[Data excerpts]
===

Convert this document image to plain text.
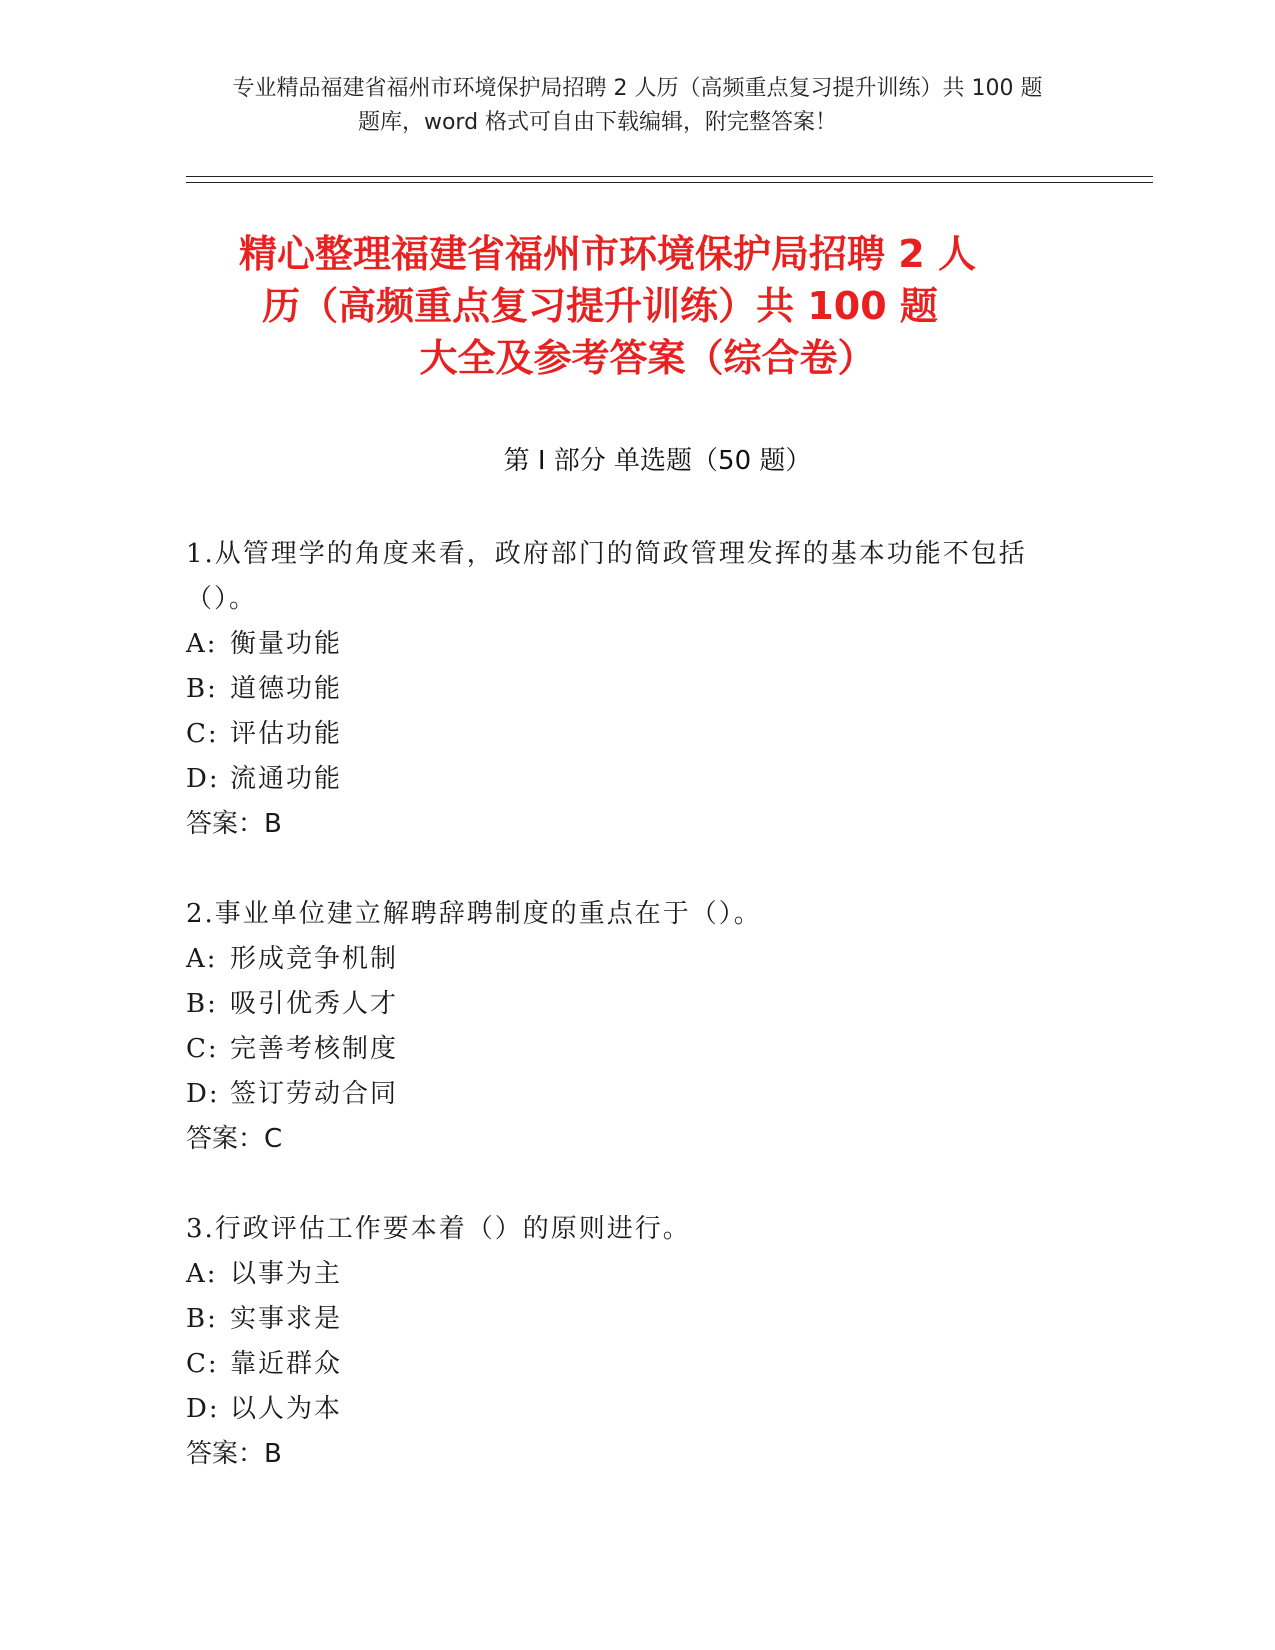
专业精品福建省福州市环境保护局招聘 2 人历（高频重点复习提升训练）共 100 题
题库，word 格式可自由下载编辑，附完整答案！
精心整理福建省福州市环境保护局招聘 2 人
历（高频重点复习提升训练）共 100 题
大全及参考答案（综合卷）
第 I 部分 单选题（50 题）
1.从管理学的角度来看，政府部门的简政管理发挥的基本功能不包括（）。
A: 衡量功能
B: 道德功能
C: 评估功能
D: 流通功能
答案：B
2.事业单位建立解聘辞聘制度的重点在于（）。
A: 形成竞争机制
B: 吸引优秀人才
C: 完善考核制度
D: 签订劳动合同
答案：C
3.行政评估工作要本着（）的原则进行。
A: 以事为主
B: 实事求是
C: 靠近群众
D: 以人为本
答案：B
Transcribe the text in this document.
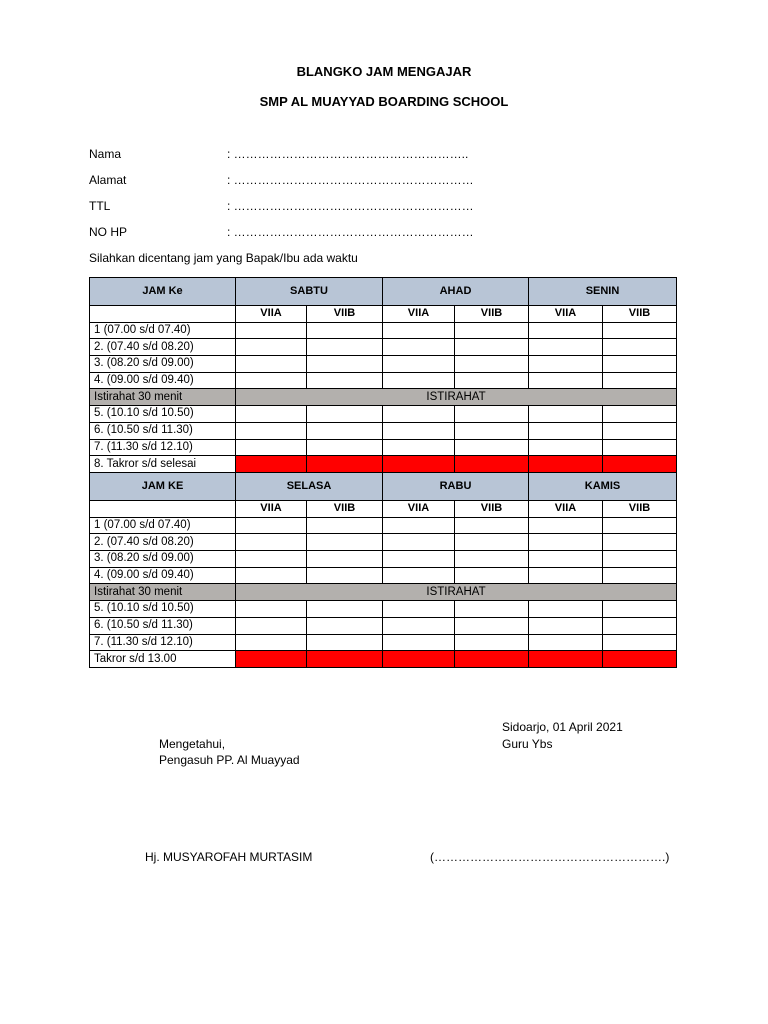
BLANGKO JAM MENGAJAR
SMP AL MUAYYAD BOARDING SCHOOL
Nama	: …………………………………………………..
Alamat	: ……………………………………………………
TTL	: ……………………………………………………
NO HP	: ……………………………………………………
Silahkan dicentang jam yang Bapak/Ibu ada waktu
JAM Ke	SABTU		AHAD		SENIN	
	VIIA	VIIB	VIIA	VIIB	VIIA	VIIB
1 (07.00 s/d 07.40)						
2. (07.40 s/d 08.20)						
3. (08.20 s/d 09.00)						
4. (09.00 s/d 09.40)						
Istirahat 30 menit	ISTIRAHAT					
5. (10.10 s/d 10.50)						
6. (10.50 s/d 11.30)						
7. (11.30 s/d 12.10)						
8. Takror s/d selesai						
JAM KE	SELASA		RABU		KAMIS	
	VIIA	VIIB	VIIA	VIIB	VIIA	VIIB
1 (07.00 s/d 07.40)						
2. (07.40 s/d 08.20)						
3. (08.20 s/d 09.00)						
4. (09.00 s/d 09.40)						
Istirahat 30 menit	ISTIRAHAT					
5. (10.10 s/d 10.50)						
6. (10.50 s/d 11.30)						
7. (11.30 s/d 12.10)						
Takror s/d 13.00						
Sidoarjo, 01 April 2021
Mengetahui,	Guru Ybs
Pengasuh PP. Al Muayyad
Hj. MUSYAROFAH MURTASIM	(………………………………………………….)
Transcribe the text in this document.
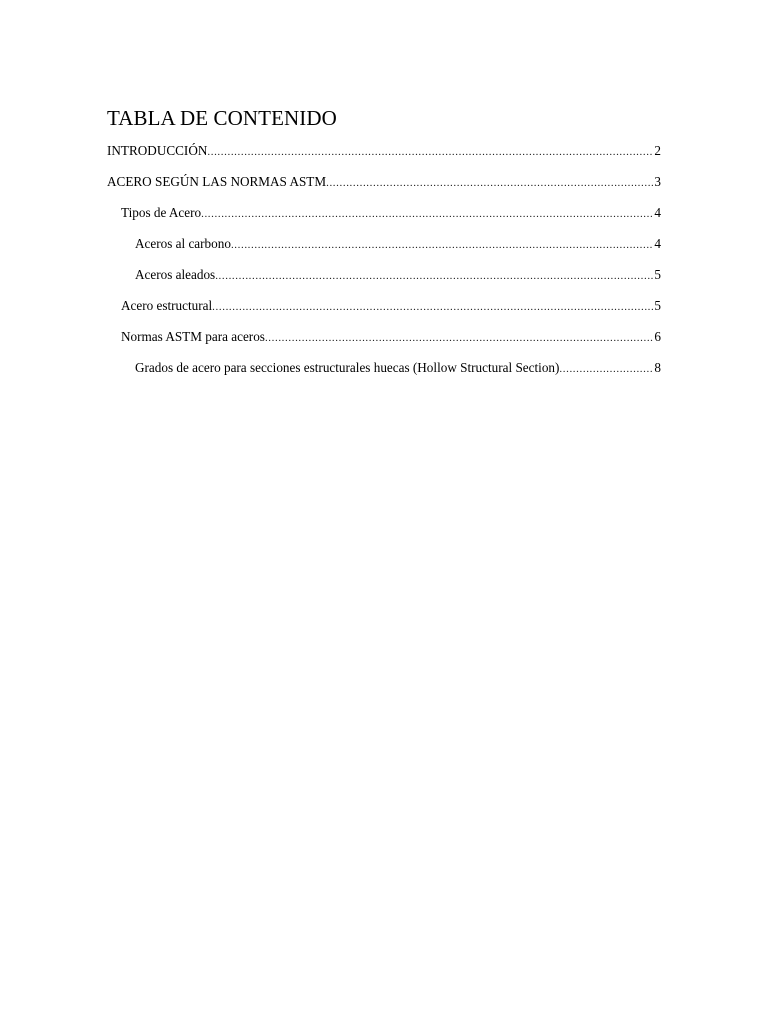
TABLA DE CONTENIDO
INTRODUCCIÓN .....	2
ACERO SEGÚN LAS NORMAS ASTM .....	3
Tipos de Acero .....	4
Aceros al carbono .....	4
Aceros aleados .....	5
Acero estructural .....	5
Normas ASTM para aceros .....	6
Grados de acero para secciones estructurales huecas (Hollow Structural Section) .....	8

===

(Problem statement) Every entry above needs to be retyped exactly; drop the pictures.

(Result)
Convert this document image to plain text.
专业精品福建省福州市环境保护局招聘 2 人历（高频重点复习提升训练）共 100 题
题库，word 格式可自由下载编辑，附完整答案！
精心整理福建省福州市环境保护局招聘 2 人
历（高频重点复习提升训练）共 100 题
大全及参考答案（综合卷）
第 I 部分 单选题（50 题）
1.从管理学的角度来看，政府部门的简政管理发挥的基本功能不包括（）。
A: 衡量功能
B: 道德功能
C: 评估功能
D: 流通功能
答案：B
2.事业单位建立解聘辞聘制度的重点在于（）。
A: 形成竞争机制
B: 吸引优秀人才
C: 完善考核制度
D: 签订劳动合同
答案：C
3.行政评估工作要本着（）的原则进行。
A: 以事为主
B: 实事求是
C: 靠近群众
D: 以人为本
答案：B
Transcribe the text in this document.
BLANGKO JAM MENGAJAR
SMP AL MUAYYAD BOARDING SCHOOL
Nama	: …………………………………………………..
Alamat	: ……………………………………………………
TTL	: ……………………………………………………
NO HP	: ……………………………………………………
Silahkan dicentang jam yang Bapak/Ibu ada waktu
JAM Ke	SABTU		AHAD		SENIN	
	VIIA	VIIB	VIIA	VIIB	VIIA	VIIB
1 (07.00 s/d 07.40)						
2. (07.40 s/d 08.20)						
3. (08.20 s/d 09.00)						
4. (09.00 s/d 09.40)						
Istirahat 30 menit	ISTIRAHAT					
5. (10.10 s/d 10.50)						
6. (10.50 s/d 11.30)						
7. (11.30 s/d 12.10)						
8. Takror s/d selesai						
JAM KE	SELASA		RABU		KAMIS	
	VIIA	VIIB	VIIA	VIIB	VIIA	VIIB
1 (07.00 s/d 07.40)						
2. (07.40 s/d 08.20)						
3. (08.20 s/d 09.00)						
4. (09.00 s/d 09.40)						
Istirahat 30 menit	ISTIRAHAT					
5. (10.10 s/d 10.50)						
6. (10.50 s/d 11.30)						
7. (11.30 s/d 12.10)						
Takror s/d 13.00						
Sidoarjo, 01 April 2021
Mengetahui,	Guru Ybs
Pengasuh PP. Al Muayyad
Hj. MUSYAROFAH MURTASIM	(………………………………………………….)
Transcribe the text in this document.
TABLA DE CONTENIDO
INTRODUCCIÓN .....	2
ACERO SEGÚN LAS NORMAS ASTM .....	3
Tipos de Acero .....	4
Aceros al carbono .....	4
Aceros aleados .....	5
Acero estructural .....	5
Normas ASTM para aceros .....	6
Grados de acero para secciones estructurales huecas (Hollow Structural Section) .....	8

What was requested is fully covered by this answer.